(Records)
--*--

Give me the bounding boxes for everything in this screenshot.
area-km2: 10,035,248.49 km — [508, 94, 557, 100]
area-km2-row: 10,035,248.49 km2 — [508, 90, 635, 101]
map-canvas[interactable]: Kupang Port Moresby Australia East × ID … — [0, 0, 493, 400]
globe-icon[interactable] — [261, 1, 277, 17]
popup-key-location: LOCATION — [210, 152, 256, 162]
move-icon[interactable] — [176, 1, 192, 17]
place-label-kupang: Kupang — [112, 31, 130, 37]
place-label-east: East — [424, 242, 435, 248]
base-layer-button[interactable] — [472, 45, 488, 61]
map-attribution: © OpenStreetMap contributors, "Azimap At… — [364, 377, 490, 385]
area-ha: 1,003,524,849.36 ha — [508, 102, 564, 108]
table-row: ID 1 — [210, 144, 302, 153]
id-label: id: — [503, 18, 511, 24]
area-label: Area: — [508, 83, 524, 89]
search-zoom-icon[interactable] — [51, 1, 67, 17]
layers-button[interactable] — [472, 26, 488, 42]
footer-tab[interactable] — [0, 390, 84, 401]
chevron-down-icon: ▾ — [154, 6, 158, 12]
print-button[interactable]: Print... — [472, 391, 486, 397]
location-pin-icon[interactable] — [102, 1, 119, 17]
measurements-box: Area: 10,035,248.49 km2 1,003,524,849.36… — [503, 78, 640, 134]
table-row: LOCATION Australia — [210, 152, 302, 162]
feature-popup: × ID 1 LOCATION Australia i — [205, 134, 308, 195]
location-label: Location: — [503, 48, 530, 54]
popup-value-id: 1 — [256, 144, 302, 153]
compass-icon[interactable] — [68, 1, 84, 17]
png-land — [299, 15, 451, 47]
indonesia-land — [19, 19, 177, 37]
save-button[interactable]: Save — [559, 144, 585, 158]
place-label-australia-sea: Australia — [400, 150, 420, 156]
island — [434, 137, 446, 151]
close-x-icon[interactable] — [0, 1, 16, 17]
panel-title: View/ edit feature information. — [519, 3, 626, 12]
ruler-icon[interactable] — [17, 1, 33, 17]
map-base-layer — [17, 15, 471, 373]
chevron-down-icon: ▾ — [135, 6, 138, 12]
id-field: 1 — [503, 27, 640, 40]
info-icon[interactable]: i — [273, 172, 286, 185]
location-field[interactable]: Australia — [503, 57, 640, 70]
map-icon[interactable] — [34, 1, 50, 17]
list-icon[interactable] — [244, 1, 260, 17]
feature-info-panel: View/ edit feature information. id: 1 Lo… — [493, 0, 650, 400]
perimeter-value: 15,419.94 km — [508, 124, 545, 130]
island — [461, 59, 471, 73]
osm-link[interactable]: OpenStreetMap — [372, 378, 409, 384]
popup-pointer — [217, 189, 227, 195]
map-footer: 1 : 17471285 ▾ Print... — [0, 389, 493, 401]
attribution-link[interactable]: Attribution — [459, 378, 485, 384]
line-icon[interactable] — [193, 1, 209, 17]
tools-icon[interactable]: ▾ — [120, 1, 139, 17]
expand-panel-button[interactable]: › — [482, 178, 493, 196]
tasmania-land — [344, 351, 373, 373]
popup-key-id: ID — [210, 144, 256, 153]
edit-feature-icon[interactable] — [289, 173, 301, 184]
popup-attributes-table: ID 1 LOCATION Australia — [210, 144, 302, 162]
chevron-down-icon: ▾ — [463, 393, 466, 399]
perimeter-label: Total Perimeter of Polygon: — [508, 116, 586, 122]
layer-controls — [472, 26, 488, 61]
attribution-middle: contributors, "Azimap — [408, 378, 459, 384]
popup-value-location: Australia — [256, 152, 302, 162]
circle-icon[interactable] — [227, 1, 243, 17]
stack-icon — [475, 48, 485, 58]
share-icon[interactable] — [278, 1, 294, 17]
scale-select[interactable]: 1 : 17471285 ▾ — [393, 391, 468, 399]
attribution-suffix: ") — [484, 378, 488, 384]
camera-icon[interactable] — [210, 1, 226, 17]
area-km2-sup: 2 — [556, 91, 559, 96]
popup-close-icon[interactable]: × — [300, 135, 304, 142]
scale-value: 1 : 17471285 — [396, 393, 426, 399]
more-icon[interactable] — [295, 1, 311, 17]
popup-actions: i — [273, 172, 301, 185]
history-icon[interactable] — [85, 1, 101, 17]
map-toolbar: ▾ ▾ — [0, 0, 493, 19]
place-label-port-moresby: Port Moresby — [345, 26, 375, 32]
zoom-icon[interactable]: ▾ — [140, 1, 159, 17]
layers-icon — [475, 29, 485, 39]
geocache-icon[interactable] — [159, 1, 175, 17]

--*--

_DO THIS_
Retype every line of the records above with no changes.

_OUTPUT BELOW_
Give me the bounding boxes for everything in this screenshot.
area-km2: 10,035,248.49 km — [508, 94, 557, 100]
area-km2-row: 10,035,248.49 km2 — [508, 90, 635, 101]
map-canvas[interactable]: Kupang Port Moresby Australia East × ID … — [0, 0, 493, 400]
globe-icon[interactable] — [261, 1, 277, 17]
popup-key-location: LOCATION — [210, 152, 256, 162]
move-icon[interactable] — [176, 1, 192, 17]
place-label-kupang: Kupang — [112, 31, 130, 37]
place-label-east: East — [424, 242, 435, 248]
base-layer-button[interactable] — [472, 45, 488, 61]
map-attribution: © OpenStreetMap contributors, "Azimap At… — [364, 377, 490, 385]
area-ha: 1,003,524,849.36 ha — [508, 102, 564, 108]
table-row: ID 1 — [210, 144, 302, 153]
id-label: id: — [503, 18, 511, 24]
area-label: Area: — [508, 83, 524, 89]
search-zoom-icon[interactable] — [51, 1, 67, 17]
layers-button[interactable] — [472, 26, 488, 42]
footer-tab[interactable] — [0, 390, 84, 401]
chevron-down-icon: ▾ — [154, 6, 158, 12]
print-button[interactable]: Print... — [472, 391, 486, 397]
location-pin-icon[interactable] — [102, 1, 119, 17]
measurements-box: Area: 10,035,248.49 km2 1,003,524,849.36… — [503, 78, 640, 134]
table-row: LOCATION Australia — [210, 152, 302, 162]
feature-popup: × ID 1 LOCATION Australia i — [205, 134, 308, 195]
location-label: Location: — [503, 48, 530, 54]
popup-value-id: 1 — [256, 144, 302, 153]
compass-icon[interactable] — [68, 1, 84, 17]
png-land — [299, 15, 451, 47]
indonesia-land — [19, 19, 177, 37]
save-button[interactable]: Save — [559, 144, 585, 158]
place-label-australia-sea: Australia — [400, 150, 420, 156]
island — [434, 137, 446, 151]
close-x-icon[interactable] — [0, 1, 16, 17]
panel-title: View/ edit feature information. — [519, 3, 626, 12]
ruler-icon[interactable] — [17, 1, 33, 17]
map-base-layer — [17, 15, 471, 373]
chevron-down-icon: ▾ — [135, 6, 138, 12]
id-field: 1 — [503, 27, 640, 40]
info-icon[interactable]: i — [273, 172, 286, 185]
location-field[interactable]: Australia — [503, 57, 640, 70]
map-icon[interactable] — [34, 1, 50, 17]
list-icon[interactable] — [244, 1, 260, 17]
feature-info-panel: View/ edit feature information. id: 1 Lo… — [493, 0, 650, 400]
perimeter-value: 15,419.94 km — [508, 124, 545, 130]
island — [461, 59, 471, 73]
osm-link[interactable]: OpenStreetMap — [372, 378, 409, 384]
popup-pointer — [217, 189, 227, 195]
map-footer: 1 : 17471285 ▾ Print... — [0, 389, 493, 401]
attribution-link[interactable]: Attribution — [459, 378, 485, 384]
line-icon[interactable] — [193, 1, 209, 17]
tools-icon[interactable]: ▾ — [120, 1, 139, 17]
expand-panel-button[interactable]: › — [482, 178, 493, 196]
tasmania-land — [344, 351, 373, 373]
popup-key-id: ID — [210, 144, 256, 153]
edit-feature-icon[interactable] — [289, 173, 301, 184]
popup-attributes-table: ID 1 LOCATION Australia — [210, 144, 302, 162]
chevron-down-icon: ▾ — [463, 393, 466, 399]
perimeter-label: Total Perimeter of Polygon: — [508, 116, 586, 122]
layer-controls — [472, 26, 488, 61]
attribution-middle: contributors, "Azimap — [408, 378, 459, 384]
popup-value-location: Australia — [256, 152, 302, 162]
circle-icon[interactable] — [227, 1, 243, 17]
stack-icon — [475, 48, 485, 58]
share-icon[interactable] — [278, 1, 294, 17]
scale-select[interactable]: 1 : 17471285 ▾ — [393, 391, 468, 399]
attribution-suffix: ") — [484, 378, 488, 384]
camera-icon[interactable] — [210, 1, 226, 17]
area-km2-sup: 2 — [556, 91, 559, 96]
popup-close-icon[interactable]: × — [300, 135, 304, 142]
scale-value: 1 : 17471285 — [396, 393, 426, 399]
more-icon[interactable] — [295, 1, 311, 17]
popup-actions: i — [273, 172, 301, 185]
history-icon[interactable] — [85, 1, 101, 17]
map-toolbar: ▾ ▾ — [0, 0, 493, 19]
place-label-port-moresby: Port Moresby — [345, 26, 375, 32]
zoom-icon[interactable]: ▾ — [140, 1, 159, 17]
layers-icon — [475, 29, 485, 39]
geocache-icon[interactable] — [159, 1, 175, 17]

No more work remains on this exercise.